- **WHAT THE TASK REQUIRES**
Count the lines in the data below where the string "fraction" occurs, please, and give the number alone.

(Items from a dataset)
━━━━━━━━━━━━━━━━━━━━
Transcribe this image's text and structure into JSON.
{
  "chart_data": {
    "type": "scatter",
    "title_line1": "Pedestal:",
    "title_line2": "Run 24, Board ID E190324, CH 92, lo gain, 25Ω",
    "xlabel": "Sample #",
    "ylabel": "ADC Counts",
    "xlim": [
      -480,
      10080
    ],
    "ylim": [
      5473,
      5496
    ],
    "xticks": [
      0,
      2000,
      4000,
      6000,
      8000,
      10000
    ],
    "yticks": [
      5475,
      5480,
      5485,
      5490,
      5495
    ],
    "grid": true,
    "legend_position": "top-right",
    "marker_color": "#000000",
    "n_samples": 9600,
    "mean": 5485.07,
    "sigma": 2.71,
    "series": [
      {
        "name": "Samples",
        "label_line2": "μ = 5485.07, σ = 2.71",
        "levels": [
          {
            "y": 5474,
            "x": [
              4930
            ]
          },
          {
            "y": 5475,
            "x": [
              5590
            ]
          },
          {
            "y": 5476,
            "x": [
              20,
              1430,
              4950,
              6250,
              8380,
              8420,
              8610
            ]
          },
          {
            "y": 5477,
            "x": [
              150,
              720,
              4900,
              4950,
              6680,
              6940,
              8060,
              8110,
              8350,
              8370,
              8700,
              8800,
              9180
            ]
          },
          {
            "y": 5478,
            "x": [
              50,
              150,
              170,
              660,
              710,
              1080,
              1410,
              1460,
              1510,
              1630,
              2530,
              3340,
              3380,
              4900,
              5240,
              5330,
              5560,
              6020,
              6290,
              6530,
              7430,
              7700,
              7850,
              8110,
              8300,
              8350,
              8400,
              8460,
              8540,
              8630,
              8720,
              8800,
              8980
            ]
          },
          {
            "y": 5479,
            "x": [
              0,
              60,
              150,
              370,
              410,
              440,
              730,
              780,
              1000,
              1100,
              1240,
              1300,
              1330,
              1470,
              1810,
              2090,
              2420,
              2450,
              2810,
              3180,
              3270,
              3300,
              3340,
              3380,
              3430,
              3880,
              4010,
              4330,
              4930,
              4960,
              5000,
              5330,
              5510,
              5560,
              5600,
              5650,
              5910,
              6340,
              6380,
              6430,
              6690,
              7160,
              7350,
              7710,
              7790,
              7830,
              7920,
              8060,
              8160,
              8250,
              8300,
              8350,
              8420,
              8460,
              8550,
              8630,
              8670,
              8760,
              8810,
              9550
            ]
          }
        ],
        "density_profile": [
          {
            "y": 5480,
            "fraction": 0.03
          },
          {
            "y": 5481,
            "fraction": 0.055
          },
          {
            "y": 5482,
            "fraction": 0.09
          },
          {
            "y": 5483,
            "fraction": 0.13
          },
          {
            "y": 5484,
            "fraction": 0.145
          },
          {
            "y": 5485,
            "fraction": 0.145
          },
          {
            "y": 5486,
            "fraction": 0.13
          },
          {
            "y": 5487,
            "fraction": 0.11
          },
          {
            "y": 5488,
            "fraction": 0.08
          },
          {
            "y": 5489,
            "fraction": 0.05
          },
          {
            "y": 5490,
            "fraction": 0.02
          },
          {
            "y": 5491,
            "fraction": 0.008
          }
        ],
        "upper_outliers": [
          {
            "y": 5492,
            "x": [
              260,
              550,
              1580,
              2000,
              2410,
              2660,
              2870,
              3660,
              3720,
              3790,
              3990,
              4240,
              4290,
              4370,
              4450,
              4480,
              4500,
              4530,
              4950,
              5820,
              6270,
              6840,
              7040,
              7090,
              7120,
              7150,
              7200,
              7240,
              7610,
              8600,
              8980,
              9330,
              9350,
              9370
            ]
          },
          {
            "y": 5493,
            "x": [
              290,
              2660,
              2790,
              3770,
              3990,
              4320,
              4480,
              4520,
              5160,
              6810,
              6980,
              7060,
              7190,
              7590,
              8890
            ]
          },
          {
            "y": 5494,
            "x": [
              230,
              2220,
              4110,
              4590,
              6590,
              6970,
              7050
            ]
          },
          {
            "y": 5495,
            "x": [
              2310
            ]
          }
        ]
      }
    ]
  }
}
━━━━━━━━━━━━━━━━━━━━
- **SOLUTION TO THE PROBLEM**
12